§ YOUR INSTRUCTIONS:
Identify all lines in the data containing the string "metric". Copy them out.

[Dataset rows about figures]
▬▬▬▬▬▬▬▬▬▬

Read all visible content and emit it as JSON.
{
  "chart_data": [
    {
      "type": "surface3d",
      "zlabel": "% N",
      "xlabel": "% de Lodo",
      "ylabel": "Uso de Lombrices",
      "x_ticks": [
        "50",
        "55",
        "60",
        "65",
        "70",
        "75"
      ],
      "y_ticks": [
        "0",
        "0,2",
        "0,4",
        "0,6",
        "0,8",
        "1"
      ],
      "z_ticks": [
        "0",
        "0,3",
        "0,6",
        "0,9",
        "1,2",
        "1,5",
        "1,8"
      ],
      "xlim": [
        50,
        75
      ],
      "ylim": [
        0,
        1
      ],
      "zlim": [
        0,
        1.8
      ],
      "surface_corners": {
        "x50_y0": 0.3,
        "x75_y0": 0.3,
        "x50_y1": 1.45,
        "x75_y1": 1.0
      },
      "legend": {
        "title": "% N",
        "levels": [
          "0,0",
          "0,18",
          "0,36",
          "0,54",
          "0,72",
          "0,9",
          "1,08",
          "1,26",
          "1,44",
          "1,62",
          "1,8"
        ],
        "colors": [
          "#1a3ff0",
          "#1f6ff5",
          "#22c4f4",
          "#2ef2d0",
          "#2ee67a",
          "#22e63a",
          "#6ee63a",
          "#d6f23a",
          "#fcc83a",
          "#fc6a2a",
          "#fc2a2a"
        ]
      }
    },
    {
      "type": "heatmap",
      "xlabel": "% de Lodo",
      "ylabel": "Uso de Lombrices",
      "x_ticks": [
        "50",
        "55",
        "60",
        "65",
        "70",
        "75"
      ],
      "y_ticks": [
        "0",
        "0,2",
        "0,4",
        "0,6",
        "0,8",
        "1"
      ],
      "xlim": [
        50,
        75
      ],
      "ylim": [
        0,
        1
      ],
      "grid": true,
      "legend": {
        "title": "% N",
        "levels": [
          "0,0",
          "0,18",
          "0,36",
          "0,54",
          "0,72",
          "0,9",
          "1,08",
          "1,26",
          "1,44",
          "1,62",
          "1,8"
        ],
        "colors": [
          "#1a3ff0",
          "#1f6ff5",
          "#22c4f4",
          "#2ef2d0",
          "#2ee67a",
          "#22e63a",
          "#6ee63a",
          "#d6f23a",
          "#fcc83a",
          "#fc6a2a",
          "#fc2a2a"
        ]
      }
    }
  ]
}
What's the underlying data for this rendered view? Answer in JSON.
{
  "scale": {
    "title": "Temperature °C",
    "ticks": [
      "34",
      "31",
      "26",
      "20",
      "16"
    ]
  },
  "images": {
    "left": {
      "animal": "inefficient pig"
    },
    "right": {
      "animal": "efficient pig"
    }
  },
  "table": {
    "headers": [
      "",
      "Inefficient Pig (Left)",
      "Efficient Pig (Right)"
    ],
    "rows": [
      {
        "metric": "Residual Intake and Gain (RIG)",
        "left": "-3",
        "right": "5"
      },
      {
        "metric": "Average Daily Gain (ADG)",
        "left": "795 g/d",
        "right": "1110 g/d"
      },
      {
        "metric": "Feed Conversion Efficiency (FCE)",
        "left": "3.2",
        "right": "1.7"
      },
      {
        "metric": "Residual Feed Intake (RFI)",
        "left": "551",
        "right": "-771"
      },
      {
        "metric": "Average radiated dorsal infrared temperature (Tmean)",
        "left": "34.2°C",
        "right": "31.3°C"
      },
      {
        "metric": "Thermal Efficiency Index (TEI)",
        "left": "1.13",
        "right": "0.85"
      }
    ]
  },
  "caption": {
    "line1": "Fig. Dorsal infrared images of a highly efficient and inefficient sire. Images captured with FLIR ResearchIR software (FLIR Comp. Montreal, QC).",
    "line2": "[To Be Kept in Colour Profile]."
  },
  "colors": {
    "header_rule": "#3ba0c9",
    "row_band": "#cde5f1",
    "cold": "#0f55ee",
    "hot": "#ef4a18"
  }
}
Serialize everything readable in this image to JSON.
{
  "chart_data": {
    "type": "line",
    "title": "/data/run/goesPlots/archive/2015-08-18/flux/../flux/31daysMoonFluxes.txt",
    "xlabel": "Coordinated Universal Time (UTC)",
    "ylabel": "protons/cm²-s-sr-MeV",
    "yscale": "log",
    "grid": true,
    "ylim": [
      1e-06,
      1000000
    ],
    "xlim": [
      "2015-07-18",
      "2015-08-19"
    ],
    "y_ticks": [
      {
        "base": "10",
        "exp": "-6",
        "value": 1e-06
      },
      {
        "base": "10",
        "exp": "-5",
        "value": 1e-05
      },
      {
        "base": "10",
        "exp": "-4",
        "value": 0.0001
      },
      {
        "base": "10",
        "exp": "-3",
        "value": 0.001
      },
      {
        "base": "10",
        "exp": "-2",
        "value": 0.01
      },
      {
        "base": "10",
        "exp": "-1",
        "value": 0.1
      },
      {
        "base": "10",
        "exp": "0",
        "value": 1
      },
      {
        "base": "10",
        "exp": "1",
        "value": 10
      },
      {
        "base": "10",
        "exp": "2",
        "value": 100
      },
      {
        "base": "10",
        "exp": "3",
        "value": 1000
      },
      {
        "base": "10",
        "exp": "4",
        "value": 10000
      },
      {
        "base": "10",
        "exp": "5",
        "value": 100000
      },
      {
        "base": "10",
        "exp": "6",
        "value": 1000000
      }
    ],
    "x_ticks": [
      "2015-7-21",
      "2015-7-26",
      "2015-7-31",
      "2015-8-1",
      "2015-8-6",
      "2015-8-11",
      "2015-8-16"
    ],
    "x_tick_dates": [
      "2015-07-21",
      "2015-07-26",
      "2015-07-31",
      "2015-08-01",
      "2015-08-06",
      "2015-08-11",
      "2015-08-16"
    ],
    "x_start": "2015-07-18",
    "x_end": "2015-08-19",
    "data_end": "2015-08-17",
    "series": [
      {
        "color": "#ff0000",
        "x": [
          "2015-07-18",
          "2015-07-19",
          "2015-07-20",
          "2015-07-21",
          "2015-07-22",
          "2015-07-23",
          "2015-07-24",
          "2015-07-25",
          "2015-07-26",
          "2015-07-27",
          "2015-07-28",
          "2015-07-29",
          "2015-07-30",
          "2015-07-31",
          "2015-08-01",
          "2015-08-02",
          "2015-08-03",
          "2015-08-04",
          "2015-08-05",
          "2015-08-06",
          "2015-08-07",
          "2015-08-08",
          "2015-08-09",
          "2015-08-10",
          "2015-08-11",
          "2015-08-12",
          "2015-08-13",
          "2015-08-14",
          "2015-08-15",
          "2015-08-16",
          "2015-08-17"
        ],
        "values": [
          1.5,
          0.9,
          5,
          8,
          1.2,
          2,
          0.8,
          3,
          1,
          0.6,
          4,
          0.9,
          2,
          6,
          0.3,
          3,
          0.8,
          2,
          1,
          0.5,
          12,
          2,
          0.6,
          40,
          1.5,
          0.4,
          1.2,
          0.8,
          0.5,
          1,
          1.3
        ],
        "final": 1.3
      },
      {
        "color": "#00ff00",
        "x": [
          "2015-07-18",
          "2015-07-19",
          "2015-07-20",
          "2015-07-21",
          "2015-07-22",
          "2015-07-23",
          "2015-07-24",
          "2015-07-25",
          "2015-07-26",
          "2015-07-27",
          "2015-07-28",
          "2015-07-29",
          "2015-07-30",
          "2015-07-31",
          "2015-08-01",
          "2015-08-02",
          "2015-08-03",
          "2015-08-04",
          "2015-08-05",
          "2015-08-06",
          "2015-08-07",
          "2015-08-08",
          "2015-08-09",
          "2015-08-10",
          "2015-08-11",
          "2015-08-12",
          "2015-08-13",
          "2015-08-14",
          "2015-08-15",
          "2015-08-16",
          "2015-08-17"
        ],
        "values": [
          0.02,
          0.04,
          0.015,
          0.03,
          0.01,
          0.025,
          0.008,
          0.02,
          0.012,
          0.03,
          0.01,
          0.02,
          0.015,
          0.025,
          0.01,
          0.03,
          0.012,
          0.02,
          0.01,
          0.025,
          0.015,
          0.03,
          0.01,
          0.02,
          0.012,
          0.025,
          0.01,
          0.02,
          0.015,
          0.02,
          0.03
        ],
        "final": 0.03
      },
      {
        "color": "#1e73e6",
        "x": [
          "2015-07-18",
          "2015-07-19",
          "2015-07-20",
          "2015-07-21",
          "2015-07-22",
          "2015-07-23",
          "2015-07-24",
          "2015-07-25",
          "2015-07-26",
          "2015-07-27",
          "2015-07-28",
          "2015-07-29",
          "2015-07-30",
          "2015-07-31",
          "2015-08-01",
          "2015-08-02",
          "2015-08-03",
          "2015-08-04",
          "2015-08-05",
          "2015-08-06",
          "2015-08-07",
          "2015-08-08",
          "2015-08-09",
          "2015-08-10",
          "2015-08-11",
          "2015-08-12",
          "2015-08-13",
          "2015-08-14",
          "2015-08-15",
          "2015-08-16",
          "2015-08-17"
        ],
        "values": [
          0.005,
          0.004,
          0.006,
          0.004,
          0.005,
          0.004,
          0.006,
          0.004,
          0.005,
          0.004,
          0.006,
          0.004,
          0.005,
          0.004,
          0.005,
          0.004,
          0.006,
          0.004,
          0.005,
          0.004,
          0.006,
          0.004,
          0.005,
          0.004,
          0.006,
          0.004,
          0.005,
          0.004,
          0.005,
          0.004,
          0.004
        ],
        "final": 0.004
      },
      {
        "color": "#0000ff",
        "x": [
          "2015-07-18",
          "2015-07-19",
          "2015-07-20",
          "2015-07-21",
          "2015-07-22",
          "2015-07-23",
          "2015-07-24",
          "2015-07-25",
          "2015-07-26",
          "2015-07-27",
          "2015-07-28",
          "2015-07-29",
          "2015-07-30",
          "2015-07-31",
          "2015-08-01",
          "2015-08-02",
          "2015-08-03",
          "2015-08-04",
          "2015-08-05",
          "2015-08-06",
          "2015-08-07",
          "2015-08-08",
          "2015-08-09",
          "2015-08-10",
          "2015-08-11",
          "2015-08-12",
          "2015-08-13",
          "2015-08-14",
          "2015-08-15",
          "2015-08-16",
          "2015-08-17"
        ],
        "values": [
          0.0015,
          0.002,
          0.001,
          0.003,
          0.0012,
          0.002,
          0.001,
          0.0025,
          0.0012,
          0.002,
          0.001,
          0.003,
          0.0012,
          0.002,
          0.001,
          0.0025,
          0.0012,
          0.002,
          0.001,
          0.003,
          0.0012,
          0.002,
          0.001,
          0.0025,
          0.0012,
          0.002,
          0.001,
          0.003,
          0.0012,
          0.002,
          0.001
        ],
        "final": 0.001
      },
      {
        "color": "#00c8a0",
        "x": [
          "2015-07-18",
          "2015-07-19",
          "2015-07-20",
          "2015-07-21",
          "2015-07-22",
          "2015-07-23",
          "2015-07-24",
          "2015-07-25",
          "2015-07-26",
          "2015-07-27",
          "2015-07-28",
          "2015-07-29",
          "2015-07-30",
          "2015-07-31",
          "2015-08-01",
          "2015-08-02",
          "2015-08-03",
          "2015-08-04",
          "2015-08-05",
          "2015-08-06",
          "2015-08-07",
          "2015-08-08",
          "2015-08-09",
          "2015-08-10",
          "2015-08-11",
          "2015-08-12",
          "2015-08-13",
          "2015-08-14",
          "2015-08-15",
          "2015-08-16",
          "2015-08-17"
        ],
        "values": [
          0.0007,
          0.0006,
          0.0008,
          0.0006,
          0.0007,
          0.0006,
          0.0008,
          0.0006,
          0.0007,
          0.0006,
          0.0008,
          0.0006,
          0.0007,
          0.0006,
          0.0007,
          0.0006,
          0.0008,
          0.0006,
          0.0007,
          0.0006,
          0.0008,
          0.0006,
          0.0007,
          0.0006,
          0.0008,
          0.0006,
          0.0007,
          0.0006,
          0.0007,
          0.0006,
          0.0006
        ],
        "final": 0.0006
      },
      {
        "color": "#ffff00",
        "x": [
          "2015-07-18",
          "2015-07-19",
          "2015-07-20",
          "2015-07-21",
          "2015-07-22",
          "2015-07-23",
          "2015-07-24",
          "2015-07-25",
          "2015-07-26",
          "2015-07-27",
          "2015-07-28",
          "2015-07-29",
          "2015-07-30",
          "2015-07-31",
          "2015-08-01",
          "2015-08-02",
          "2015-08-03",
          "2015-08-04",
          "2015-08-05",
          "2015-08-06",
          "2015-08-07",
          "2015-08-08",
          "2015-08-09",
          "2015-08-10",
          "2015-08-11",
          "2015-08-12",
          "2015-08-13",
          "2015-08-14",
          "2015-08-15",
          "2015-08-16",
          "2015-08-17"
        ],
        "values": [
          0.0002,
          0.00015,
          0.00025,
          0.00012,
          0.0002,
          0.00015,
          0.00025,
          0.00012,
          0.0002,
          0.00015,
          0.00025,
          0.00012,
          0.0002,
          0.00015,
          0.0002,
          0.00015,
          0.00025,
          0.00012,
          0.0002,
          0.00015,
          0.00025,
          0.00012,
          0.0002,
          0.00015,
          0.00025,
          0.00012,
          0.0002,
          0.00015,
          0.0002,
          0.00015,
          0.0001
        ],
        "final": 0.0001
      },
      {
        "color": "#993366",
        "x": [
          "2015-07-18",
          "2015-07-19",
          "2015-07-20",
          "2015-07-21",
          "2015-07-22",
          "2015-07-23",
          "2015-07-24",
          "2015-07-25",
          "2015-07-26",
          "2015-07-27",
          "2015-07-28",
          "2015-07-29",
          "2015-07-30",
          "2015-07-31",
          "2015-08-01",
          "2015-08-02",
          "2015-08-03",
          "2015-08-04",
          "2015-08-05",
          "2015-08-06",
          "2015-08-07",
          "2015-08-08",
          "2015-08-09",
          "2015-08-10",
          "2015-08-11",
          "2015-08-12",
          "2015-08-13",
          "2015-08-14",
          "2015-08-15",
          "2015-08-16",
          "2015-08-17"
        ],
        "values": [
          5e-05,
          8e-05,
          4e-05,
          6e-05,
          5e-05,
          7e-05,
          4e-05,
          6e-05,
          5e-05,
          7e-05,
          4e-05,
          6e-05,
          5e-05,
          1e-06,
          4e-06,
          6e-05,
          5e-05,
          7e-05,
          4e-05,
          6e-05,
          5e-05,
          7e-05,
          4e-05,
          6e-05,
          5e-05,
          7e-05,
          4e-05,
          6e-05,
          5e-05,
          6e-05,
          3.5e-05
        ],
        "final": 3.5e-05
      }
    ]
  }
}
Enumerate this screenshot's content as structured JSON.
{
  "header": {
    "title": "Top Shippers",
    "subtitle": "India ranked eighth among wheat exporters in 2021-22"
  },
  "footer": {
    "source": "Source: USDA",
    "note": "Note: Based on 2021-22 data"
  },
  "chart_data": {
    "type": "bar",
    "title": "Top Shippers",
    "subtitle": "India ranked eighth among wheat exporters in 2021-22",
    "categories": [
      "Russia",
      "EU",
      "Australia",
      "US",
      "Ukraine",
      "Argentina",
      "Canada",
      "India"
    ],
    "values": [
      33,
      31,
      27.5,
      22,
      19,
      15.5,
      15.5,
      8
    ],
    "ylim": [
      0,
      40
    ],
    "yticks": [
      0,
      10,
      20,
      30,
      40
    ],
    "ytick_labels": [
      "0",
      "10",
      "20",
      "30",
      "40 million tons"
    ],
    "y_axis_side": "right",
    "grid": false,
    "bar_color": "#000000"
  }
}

▬▬▬▬▬▬▬▬▬▬

§ EXERCISE RESULT:
        "metric": "Residual Intake and Gain (RIG)",
        "metric": "Average Daily Gain (ADG)",
        "metric": "Feed Conversion Efficiency (FCE)",
        "metric": "Residual Feed Intake (RFI)",
        "metric": "Average radiated dorsal infrared temperature (Tmean)",
        "metric": "Thermal Efficiency Index (TEI)",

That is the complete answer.